+++ DATA SUPPLIED

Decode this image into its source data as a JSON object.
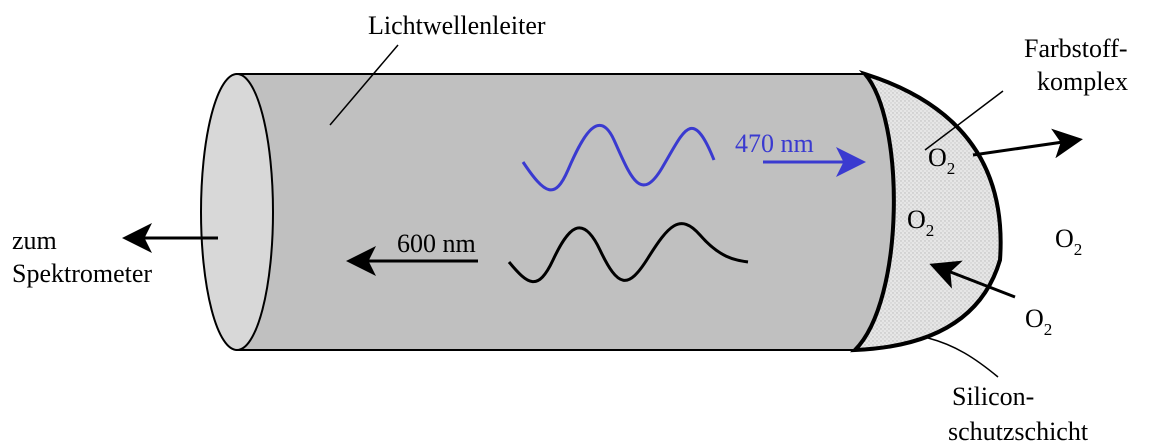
{
  "diagram": {
    "labels": {
      "fiber": "Lichtwellenleiter",
      "dye_line1": "Farbstoff-",
      "dye_line2": "komplex",
      "silicone_line1": "Silicon-",
      "silicone_line2": "schutzschicht",
      "spectrometer_line1": "zum",
      "spectrometer_line2": "Spektrometer",
      "excitation_wavelength": "470 nm",
      "emission_wavelength": "600 nm"
    },
    "oxygen": {
      "symbol": "O",
      "subscript": "2"
    },
    "colors": {
      "fiber_fill": "#c0c0c0",
      "end_cap_fill": "#d8d8d8",
      "dye_layer_fill": "#e4e4e4",
      "excitation_light": "#3a3ad0",
      "emission_light": "#000000",
      "outline": "#000000"
    },
    "icons": {
      "excitation_wave": "sine-wave",
      "emission_wave": "sine-wave",
      "arrows": "arrow"
    }
  }
}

++++++

**GOAL:** Leave out all images, then reproduce the entries above exactly.

**WRITTEN REPLY:**
Decode this image into its source data as a JSON object.
{
  "diagram": {
    "labels": {
      "fiber": "Lichtwellenleiter",
      "dye_line1": "Farbstoff-",
      "dye_line2": "komplex",
      "silicone_line1": "Silicon-",
      "silicone_line2": "schutzschicht",
      "spectrometer_line1": "zum",
      "spectrometer_line2": "Spektrometer",
      "excitation_wavelength": "470 nm",
      "emission_wavelength": "600 nm"
    },
    "oxygen": {
      "symbol": "O",
      "subscript": "2"
    },
    "colors": {
      "fiber_fill": "#c0c0c0",
      "end_cap_fill": "#d8d8d8",
      "dye_layer_fill": "#e4e4e4",
      "excitation_light": "#3a3ad0",
      "emission_light": "#000000",
      "outline": "#000000"
    },
    "icons": {
      "excitation_wave": "sine-wave",
      "emission_wave": "sine-wave",
      "arrows": "arrow"
    }
  }
}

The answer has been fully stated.